> [Stated goal]: Find the string "this" and gather every line that holds it.

Some records:
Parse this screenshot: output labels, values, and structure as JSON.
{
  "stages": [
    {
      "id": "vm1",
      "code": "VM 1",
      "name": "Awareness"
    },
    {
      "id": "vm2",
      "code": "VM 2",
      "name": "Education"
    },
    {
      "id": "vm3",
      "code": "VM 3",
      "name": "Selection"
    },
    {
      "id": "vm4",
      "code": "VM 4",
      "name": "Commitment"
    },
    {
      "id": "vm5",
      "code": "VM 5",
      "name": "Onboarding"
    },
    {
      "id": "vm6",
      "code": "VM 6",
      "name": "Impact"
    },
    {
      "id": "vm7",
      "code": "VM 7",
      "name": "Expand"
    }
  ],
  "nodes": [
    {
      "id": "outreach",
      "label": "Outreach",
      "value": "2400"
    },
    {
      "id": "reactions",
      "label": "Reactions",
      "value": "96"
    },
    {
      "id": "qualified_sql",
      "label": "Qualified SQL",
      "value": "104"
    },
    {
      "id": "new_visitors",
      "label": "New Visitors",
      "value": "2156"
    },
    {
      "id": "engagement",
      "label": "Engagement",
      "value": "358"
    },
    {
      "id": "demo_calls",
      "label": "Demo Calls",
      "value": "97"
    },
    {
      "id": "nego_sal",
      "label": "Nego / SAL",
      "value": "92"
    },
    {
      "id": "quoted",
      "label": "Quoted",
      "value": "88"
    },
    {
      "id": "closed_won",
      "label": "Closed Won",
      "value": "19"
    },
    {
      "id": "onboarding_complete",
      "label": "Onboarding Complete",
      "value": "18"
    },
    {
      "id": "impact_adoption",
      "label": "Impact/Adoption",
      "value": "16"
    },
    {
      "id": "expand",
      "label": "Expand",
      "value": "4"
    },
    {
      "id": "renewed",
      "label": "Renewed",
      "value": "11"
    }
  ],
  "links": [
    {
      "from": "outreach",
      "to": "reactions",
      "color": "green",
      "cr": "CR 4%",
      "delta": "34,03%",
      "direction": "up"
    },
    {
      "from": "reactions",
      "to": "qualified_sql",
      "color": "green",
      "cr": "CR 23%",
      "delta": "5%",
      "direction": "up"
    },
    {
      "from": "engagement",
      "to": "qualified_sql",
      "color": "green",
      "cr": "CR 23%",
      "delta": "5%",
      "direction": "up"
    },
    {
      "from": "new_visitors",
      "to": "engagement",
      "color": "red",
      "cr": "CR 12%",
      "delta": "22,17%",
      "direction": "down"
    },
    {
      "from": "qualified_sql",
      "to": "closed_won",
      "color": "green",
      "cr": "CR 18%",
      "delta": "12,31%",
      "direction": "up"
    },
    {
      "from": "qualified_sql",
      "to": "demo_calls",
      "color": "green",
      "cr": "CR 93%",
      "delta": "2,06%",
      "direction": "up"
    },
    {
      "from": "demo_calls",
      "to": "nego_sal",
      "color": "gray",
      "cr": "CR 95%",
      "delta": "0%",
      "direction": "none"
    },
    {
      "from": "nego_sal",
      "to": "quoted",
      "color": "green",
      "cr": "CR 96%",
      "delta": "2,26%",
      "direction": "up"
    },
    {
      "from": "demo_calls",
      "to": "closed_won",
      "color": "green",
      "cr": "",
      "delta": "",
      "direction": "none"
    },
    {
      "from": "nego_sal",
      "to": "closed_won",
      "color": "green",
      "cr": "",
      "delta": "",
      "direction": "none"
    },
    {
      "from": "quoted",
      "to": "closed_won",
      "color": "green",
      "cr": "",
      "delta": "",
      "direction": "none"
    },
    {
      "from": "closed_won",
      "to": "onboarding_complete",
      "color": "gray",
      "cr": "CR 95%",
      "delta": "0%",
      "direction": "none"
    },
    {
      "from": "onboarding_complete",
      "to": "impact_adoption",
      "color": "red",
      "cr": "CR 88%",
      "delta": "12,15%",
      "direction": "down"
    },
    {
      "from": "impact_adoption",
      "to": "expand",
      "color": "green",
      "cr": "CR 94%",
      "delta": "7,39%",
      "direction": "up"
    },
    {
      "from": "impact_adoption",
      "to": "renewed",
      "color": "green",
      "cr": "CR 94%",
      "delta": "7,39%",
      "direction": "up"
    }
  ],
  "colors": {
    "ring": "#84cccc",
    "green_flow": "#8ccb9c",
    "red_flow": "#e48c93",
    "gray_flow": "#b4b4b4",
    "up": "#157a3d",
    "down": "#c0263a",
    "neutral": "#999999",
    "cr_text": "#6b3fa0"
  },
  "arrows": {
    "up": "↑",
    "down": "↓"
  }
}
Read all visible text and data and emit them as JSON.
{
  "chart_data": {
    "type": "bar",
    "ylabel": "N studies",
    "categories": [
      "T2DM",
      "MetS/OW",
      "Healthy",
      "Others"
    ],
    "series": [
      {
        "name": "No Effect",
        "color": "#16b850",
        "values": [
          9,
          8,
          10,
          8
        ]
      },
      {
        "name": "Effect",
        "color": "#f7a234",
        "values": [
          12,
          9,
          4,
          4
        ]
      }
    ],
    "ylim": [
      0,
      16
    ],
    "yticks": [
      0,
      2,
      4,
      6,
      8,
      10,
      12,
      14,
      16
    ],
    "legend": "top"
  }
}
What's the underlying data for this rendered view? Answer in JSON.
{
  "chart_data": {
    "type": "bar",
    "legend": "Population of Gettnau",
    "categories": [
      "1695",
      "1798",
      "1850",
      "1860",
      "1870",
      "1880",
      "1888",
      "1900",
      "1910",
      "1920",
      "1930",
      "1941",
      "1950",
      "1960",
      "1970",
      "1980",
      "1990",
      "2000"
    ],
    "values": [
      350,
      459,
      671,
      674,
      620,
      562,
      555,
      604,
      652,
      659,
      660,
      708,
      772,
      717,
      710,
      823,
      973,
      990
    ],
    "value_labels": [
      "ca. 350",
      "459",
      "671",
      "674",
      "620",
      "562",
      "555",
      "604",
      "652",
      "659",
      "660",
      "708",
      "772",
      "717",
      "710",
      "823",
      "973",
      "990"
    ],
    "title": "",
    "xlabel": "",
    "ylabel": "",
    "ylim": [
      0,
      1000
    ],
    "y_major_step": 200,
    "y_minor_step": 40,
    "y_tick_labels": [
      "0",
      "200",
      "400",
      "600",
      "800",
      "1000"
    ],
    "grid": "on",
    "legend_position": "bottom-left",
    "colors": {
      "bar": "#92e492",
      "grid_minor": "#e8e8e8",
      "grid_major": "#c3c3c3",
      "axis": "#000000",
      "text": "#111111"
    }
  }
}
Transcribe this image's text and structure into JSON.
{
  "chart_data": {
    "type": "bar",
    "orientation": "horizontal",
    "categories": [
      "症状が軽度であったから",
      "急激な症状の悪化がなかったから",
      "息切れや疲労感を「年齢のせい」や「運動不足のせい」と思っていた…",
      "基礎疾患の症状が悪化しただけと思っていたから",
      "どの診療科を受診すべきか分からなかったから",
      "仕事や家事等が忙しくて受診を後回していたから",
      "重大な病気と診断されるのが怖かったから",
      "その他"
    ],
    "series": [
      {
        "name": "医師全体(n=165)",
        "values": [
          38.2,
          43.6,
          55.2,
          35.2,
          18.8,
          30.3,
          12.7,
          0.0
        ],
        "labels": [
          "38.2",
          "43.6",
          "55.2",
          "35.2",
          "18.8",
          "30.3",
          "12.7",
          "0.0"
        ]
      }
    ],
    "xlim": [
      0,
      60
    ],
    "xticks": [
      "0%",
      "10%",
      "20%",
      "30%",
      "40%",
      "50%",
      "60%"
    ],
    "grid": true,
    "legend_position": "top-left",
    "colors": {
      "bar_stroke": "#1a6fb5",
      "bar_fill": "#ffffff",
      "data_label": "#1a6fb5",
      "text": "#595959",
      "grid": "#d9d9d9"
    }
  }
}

> [Task response]:
Parse this screenshot: output labels, values, and structure as JSON.
What's the underlying data for this rendered view? Answer in JSON.
Transcribe this image's text and structure into JSON.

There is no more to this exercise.